++++ Supplied material

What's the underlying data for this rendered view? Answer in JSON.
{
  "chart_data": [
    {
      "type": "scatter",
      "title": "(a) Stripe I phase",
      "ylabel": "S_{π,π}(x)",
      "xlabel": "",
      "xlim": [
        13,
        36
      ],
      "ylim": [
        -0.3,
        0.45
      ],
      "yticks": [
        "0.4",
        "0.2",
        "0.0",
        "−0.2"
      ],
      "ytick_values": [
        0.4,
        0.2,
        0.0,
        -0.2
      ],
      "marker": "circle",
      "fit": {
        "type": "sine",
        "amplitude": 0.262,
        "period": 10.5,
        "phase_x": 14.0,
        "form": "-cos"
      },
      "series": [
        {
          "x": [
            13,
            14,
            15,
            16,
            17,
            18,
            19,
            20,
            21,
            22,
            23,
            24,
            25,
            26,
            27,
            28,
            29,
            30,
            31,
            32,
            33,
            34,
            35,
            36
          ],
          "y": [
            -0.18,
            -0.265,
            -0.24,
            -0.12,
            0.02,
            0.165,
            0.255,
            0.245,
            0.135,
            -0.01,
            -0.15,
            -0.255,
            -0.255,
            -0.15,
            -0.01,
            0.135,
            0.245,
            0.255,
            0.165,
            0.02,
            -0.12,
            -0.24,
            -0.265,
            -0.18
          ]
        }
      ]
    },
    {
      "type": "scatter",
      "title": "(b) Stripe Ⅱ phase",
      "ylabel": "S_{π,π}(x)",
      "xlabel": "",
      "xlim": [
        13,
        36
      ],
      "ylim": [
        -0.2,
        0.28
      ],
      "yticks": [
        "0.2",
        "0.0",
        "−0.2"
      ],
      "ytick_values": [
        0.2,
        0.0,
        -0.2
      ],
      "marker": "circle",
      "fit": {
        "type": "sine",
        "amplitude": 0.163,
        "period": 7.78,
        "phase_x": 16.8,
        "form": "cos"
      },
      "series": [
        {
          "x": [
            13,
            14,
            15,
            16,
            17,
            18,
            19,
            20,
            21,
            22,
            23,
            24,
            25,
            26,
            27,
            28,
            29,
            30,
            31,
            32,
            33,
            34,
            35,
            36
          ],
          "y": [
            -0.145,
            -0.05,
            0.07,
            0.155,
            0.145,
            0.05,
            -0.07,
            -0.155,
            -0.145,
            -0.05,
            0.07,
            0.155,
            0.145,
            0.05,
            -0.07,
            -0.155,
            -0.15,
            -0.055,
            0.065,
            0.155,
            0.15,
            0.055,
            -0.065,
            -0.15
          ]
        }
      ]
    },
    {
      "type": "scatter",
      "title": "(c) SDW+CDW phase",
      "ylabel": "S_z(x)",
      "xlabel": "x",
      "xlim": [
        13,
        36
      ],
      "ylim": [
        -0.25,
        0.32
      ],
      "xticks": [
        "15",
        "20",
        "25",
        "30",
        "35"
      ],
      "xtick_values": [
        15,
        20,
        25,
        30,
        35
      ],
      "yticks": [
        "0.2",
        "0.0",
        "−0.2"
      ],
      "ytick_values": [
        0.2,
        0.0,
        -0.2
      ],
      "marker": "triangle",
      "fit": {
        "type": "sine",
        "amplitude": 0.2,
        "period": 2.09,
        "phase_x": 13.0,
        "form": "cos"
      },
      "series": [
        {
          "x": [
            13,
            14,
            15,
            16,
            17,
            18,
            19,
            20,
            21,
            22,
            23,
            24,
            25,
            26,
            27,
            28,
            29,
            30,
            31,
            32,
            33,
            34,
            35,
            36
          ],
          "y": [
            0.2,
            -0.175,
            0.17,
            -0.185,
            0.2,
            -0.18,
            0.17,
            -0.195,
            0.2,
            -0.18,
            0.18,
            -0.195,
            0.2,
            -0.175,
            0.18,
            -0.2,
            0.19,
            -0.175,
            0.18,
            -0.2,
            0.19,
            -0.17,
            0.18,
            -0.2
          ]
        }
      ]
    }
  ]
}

++++++++

Copy every line of the records word for word.

- _Exercise response_:
What's the underlying data for this rendered view? Answer in JSON.
{
  "chart_data": [
    {
      "type": "scatter",
      "title": "(a) Stripe I phase",
      "ylabel": "S_{π,π}(x)",
      "xlabel": "",
      "xlim": [
        13,
        36
      ],
      "ylim": [
        -0.3,
        0.45
      ],
      "yticks": [
        "0.4",
        "0.2",
        "0.0",
        "−0.2"
      ],
      "ytick_values": [
        0.4,
        0.2,
        0.0,
        -0.2
      ],
      "marker": "circle",
      "fit": {
        "type": "sine",
        "amplitude": 0.262,
        "period": 10.5,
        "phase_x": 14.0,
        "form": "-cos"
      },
      "series": [
        {
          "x": [
            13,
            14,
            15,
            16,
            17,
            18,
            19,
            20,
            21,
            22,
            23,
            24,
            25,
            26,
            27,
            28,
            29,
            30,
            31,
            32,
            33,
            34,
            35,
            36
          ],
          "y": [
            -0.18,
            -0.265,
            -0.24,
            -0.12,
            0.02,
            0.165,
            0.255,
            0.245,
            0.135,
            -0.01,
            -0.15,
            -0.255,
            -0.255,
            -0.15,
            -0.01,
            0.135,
            0.245,
            0.255,
            0.165,
            0.02,
            -0.12,
            -0.24,
            -0.265,
            -0.18
          ]
        }
      ]
    },
    {
      "type": "scatter",
      "title": "(b) Stripe Ⅱ phase",
      "ylabel": "S_{π,π}(x)",
      "xlabel": "",
      "xlim": [
        13,
        36
      ],
      "ylim": [
        -0.2,
        0.28
      ],
      "yticks": [
        "0.2",
        "0.0",
        "−0.2"
      ],
      "ytick_values": [
        0.2,
        0.0,
        -0.2
      ],
      "marker": "circle",
      "fit": {
        "type": "sine",
        "amplitude": 0.163,
        "period": 7.78,
        "phase_x": 16.8,
        "form": "cos"
      },
      "series": [
        {
          "x": [
            13,
            14,
            15,
            16,
            17,
            18,
            19,
            20,
            21,
            22,
            23,
            24,
            25,
            26,
            27,
            28,
            29,
            30,
            31,
            32,
            33,
            34,
            35,
            36
          ],
          "y": [
            -0.145,
            -0.05,
            0.07,
            0.155,
            0.145,
            0.05,
            -0.07,
            -0.155,
            -0.145,
            -0.05,
            0.07,
            0.155,
            0.145,
            0.05,
            -0.07,
            -0.155,
            -0.15,
            -0.055,
            0.065,
            0.155,
            0.15,
            0.055,
            -0.065,
            -0.15
          ]
        }
      ]
    },
    {
      "type": "scatter",
      "title": "(c) SDW+CDW phase",
      "ylabel": "S_z(x)",
      "xlabel": "x",
      "xlim": [
        13,
        36
      ],
      "ylim": [
        -0.25,
        0.32
      ],
      "xticks": [
        "15",
        "20",
        "25",
        "30",
        "35"
      ],
      "xtick_values": [
        15,
        20,
        25,
        30,
        35
      ],
      "yticks": [
        "0.2",
        "0.0",
        "−0.2"
      ],
      "ytick_values": [
        0.2,
        0.0,
        -0.2
      ],
      "marker": "triangle",
      "fit": {
        "type": "sine",
        "amplitude": 0.2,
        "period": 2.09,
        "phase_x": 13.0,
        "form": "cos"
      },
      "series": [
        {
          "x": [
            13,
            14,
            15,
            16,
            17,
            18,
            19,
            20,
            21,
            22,
            23,
            24,
            25,
            26,
            27,
            28,
            29,
            30,
            31,
            32,
            33,
            34,
            35,
            36
          ],
          "y": [
            0.2,
            -0.175,
            0.17,
            -0.185,
            0.2,
            -0.18,
            0.17,
            -0.195,
            0.2,
            -0.18,
            0.18,
            -0.195,
            0.2,
            -0.175,
            0.18,
            -0.2,
            0.19,
            -0.175,
            0.18,
            -0.2,
            0.19,
            -0.17,
            0.18,
            -0.2
          ]
        }
      ]
    }
  ]
}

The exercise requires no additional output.